(EXERCISE DETAILS) Give every entry again, unchanged, and leave its images out.

Records:
——

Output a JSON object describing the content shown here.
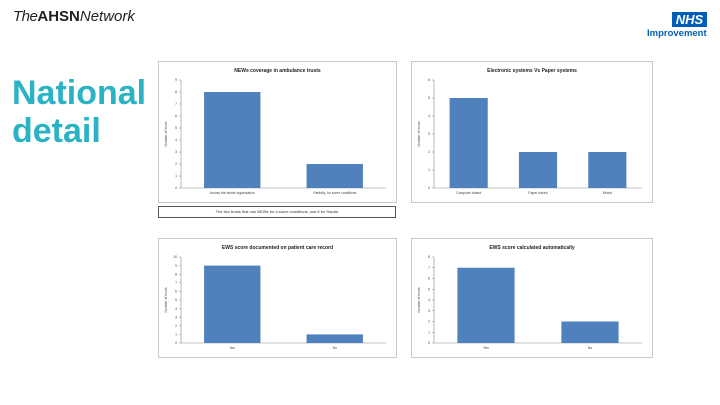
{
  "header": {
    "brand_the": "The",
    "brand_ahsn": "AHSN",
    "brand_network": "Network",
    "nhs_logo": "NHS",
    "nhs_sub": "Improvement"
  },
  "headline": {
    "line1": "National",
    "line2": "detail"
  },
  "note": "The two trusts that use NEWs for a some conditions, use it for Sepsis",
  "colors": {
    "bar": "#4f81bd",
    "headline": "#2ab3c4",
    "nhs_blue": "#005eb8"
  },
  "chart_data": [
    {
      "type": "bar",
      "title": "NEWs coverage in ambulance trusts",
      "ylabel": "Number of trusts",
      "categories": [
        "Across the whole organisation",
        "Partially, for some conditions"
      ],
      "values": [
        8,
        2
      ],
      "ylim": [
        0,
        9
      ],
      "yticks": [
        0,
        1,
        2,
        3,
        4,
        5,
        6,
        7,
        8,
        9
      ],
      "grid": false
    },
    {
      "type": "bar",
      "title": "Electronic systems Vs Paper systems",
      "ylabel": "Number of trusts",
      "categories": [
        "Computer based",
        "Paper based",
        "Mixed"
      ],
      "values": [
        5,
        2,
        2
      ],
      "ylim": [
        0,
        6
      ],
      "yticks": [
        0,
        1,
        2,
        3,
        4,
        5,
        6
      ],
      "grid": false
    },
    {
      "type": "bar",
      "title": "EWS score documented on patient care record",
      "ylabel": "Number of trusts",
      "categories": [
        "Yes",
        "No"
      ],
      "values": [
        9,
        1
      ],
      "ylim": [
        0,
        10
      ],
      "yticks": [
        0,
        1,
        2,
        3,
        4,
        5,
        6,
        7,
        8,
        9,
        10
      ],
      "grid": false
    },
    {
      "type": "bar",
      "title": "EWS score calculated automatically",
      "ylabel": "Number of trusts",
      "categories": [
        "Yes",
        "No"
      ],
      "values": [
        7,
        2
      ],
      "ylim": [
        0,
        8
      ],
      "yticks": [
        0,
        1,
        2,
        3,
        4,
        5,
        6,
        7,
        8
      ],
      "grid": false
    }
  ]
}
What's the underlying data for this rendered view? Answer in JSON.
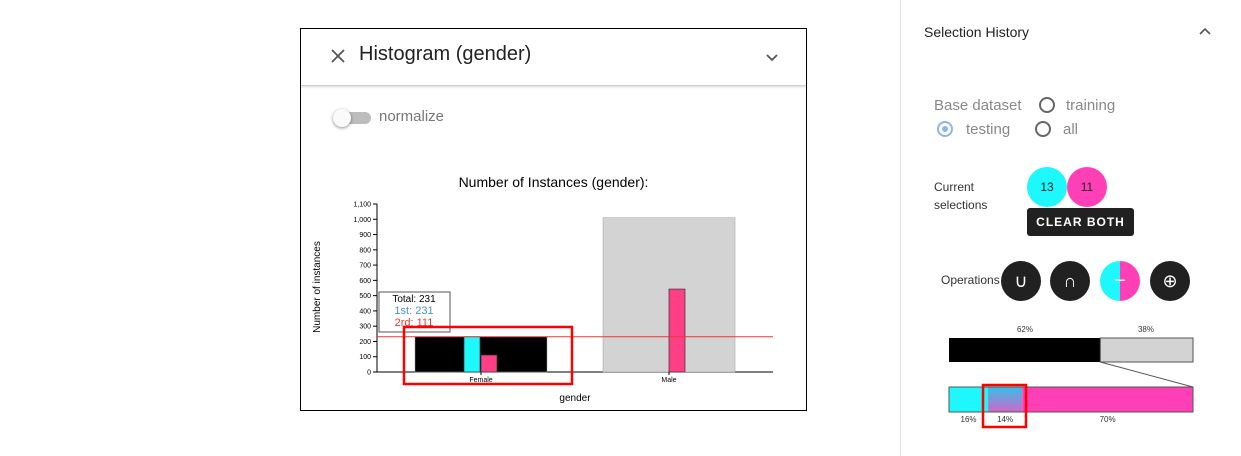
{
  "histogram_card": {
    "title": "Histogram (gender)",
    "normalize_label": "normalize",
    "normalize_on": false
  },
  "chart_data": {
    "type": "bar",
    "title": "Number of Instances (gender):",
    "xlabel": "gender",
    "ylabel": "Number of instances",
    "categories": [
      "Female",
      "Male"
    ],
    "ylim": [
      0,
      1100
    ],
    "yticks": [
      "0",
      "100",
      "200",
      "300",
      "400",
      "500",
      "600",
      "700",
      "800",
      "900",
      "1,000",
      "1,100"
    ],
    "series": [
      {
        "values": [
          231,
          1010
        ],
        "colors": [
          "#000000",
          "#d3d3d3"
        ]
      },
      {
        "values": [
          231,
          0
        ],
        "color": "#1ef7fb"
      },
      {
        "values": [
          111,
          543
        ],
        "color": "#ff3f85"
      }
    ],
    "reference_line": 231,
    "tooltip": {
      "total": "Total: 231",
      "first": "1st: 231",
      "second": "2rd: 111"
    }
  },
  "side_panel": {
    "title": "Selection History",
    "base_dataset_label": "Base dataset",
    "options": {
      "training": "training",
      "testing": "testing",
      "all": "all"
    },
    "selected_option": "testing",
    "current_selections_label": "Current\nselections",
    "selection_1": "13",
    "selection_2": "11",
    "clear_label": "CLEAR BOTH",
    "operations_label": "Operations",
    "op_union": "∪",
    "op_intersect": "∩",
    "op_minus": "−",
    "op_xor": "⊕",
    "colors": {
      "selection_1": "#1ef7fb",
      "selection_2": "#ff3fb5",
      "dataset": "#000000"
    },
    "top_bar": {
      "share": 0.62,
      "label_1": "62%",
      "label_2": "38%"
    },
    "bottom_bar": {
      "shares": [
        0.16,
        0.14,
        0.7
      ],
      "labels": [
        "16%",
        "14%",
        "70%"
      ]
    }
  }
}
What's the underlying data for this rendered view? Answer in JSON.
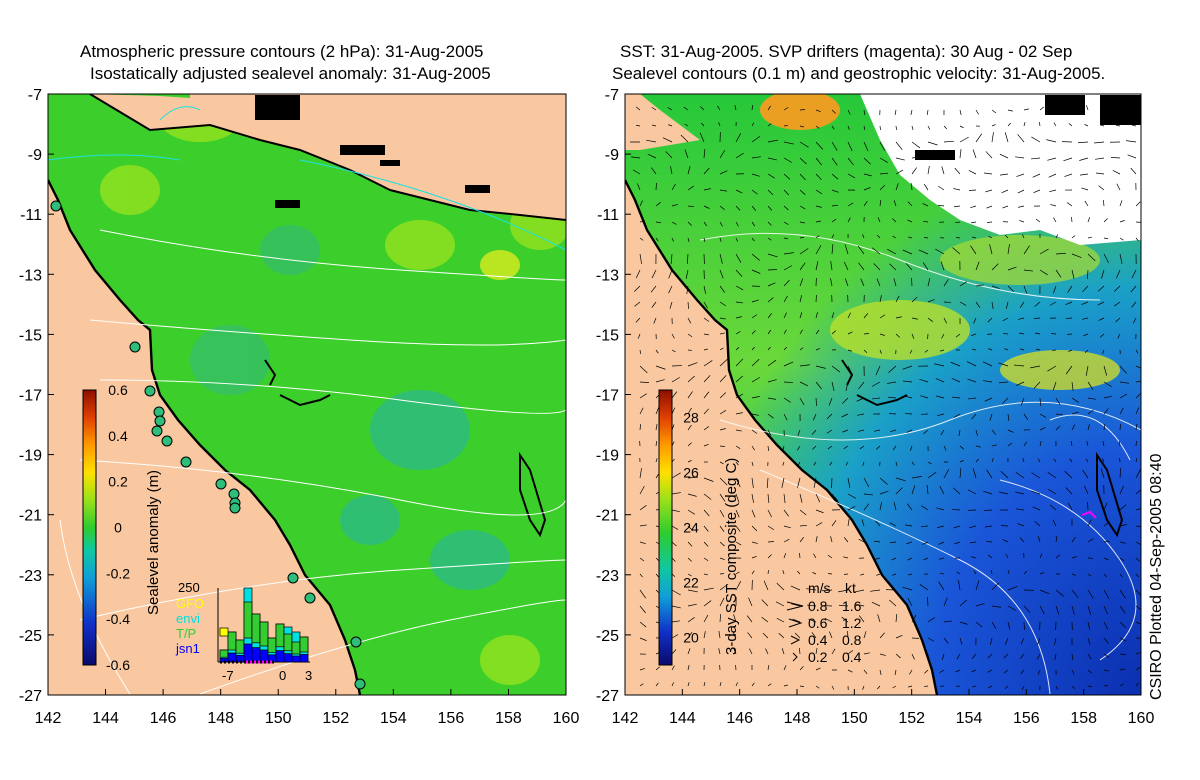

——

(RESULT OF THE EXERCISE)
Output a JSON object describing the content shown here.
{
  "header": {
    "brand_the": "The",
    "brand_ahsn": "AHSN",
    "brand_network": "Network",
    "nhs_logo": "NHS",
    "nhs_sub": "Improvement"
  },
  "headline": {
    "line1": "National",
    "line2": "detail"
  },
  "note": "The two trusts that use NEWs for a some conditions, use it for Sepsis",
  "colors": {
    "bar": "#4f81bd",
    "headline": "#2ab3c4",
    "nhs_blue": "#005eb8"
  },
  "chart_data": [
    {
      "type": "bar",
      "title": "NEWs coverage in ambulance trusts",
      "ylabel": "Number of trusts",
      "categories": [
        "Across the whole organisation",
        "Partially, for some conditions"
      ],
      "values": [
        8,
        2
      ],
      "ylim": [
        0,
        9
      ],
      "yticks": [
        0,
        1,
        2,
        3,
        4,
        5,
        6,
        7,
        8,
        9
      ],
      "grid": false
    },
    {
      "type": "bar",
      "title": "Electronic systems Vs Paper systems",
      "ylabel": "Number of trusts",
      "categories": [
        "Computer based",
        "Paper based",
        "Mixed"
      ],
      "values": [
        5,
        2,
        2
      ],
      "ylim": [
        0,
        6
      ],
      "yticks": [
        0,
        1,
        2,
        3,
        4,
        5,
        6
      ],
      "grid": false
    },
    {
      "type": "bar",
      "title": "EWS score documented on patient care record",
      "ylabel": "Number of trusts",
      "categories": [
        "Yes",
        "No"
      ],
      "values": [
        9,
        1
      ],
      "ylim": [
        0,
        10
      ],
      "yticks": [
        0,
        1,
        2,
        3,
        4,
        5,
        6,
        7,
        8,
        9,
        10
      ],
      "grid": false
    },
    {
      "type": "bar",
      "title": "EWS score calculated automatically",
      "ylabel": "Number of trusts",
      "categories": [
        "Yes",
        "No"
      ],
      "values": [
        7,
        2
      ],
      "ylim": [
        0,
        8
      ],
      "yticks": [
        0,
        1,
        2,
        3,
        4,
        5,
        6,
        7,
        8
      ],
      "grid": false
    }
  ]
}
What's the underlying data for this rendered view? Answer in JSON.
{
  "histogram_card": {
    "title": "Histogram (gender)",
    "normalize_label": "normalize",
    "normalize_on": false
  },
  "chart_data": {
    "type": "bar",
    "title": "Number of Instances (gender):",
    "xlabel": "gender",
    "ylabel": "Number of instances",
    "categories": [
      "Female",
      "Male"
    ],
    "ylim": [
      0,
      1100
    ],
    "yticks": [
      "0",
      "100",
      "200",
      "300",
      "400",
      "500",
      "600",
      "700",
      "800",
      "900",
      "1,000",
      "1,100"
    ],
    "series": [
      {
        "values": [
          231,
          1010
        ],
        "colors": [
          "#000000",
          "#d3d3d3"
        ]
      },
      {
        "values": [
          231,
          0
        ],
        "color": "#1ef7fb"
      },
      {
        "values": [
          111,
          543
        ],
        "color": "#ff3f85"
      }
    ],
    "reference_line": 231,
    "tooltip": {
      "total": "Total: 231",
      "first": "1st: 231",
      "second": "2rd: 111"
    }
  },
  "side_panel": {
    "title": "Selection History",
    "base_dataset_label": "Base dataset",
    "options": {
      "training": "training",
      "testing": "testing",
      "all": "all"
    },
    "selected_option": "testing",
    "current_selections_label": "Current\nselections",
    "selection_1": "13",
    "selection_2": "11",
    "clear_label": "CLEAR BOTH",
    "operations_label": "Operations",
    "op_union": "∪",
    "op_intersect": "∩",
    "op_minus": "−",
    "op_xor": "⊕",
    "colors": {
      "selection_1": "#1ef7fb",
      "selection_2": "#ff3fb5",
      "dataset": "#000000"
    },
    "top_bar": {
      "share": 0.62,
      "label_1": "62%",
      "label_2": "38%"
    },
    "bottom_bar": {
      "shares": [
        0.16,
        0.14,
        0.7
      ],
      "labels": [
        "16%",
        "14%",
        "70%"
      ]
    }
  }
}
What's the underlying data for this rendered view? Answer in JSON.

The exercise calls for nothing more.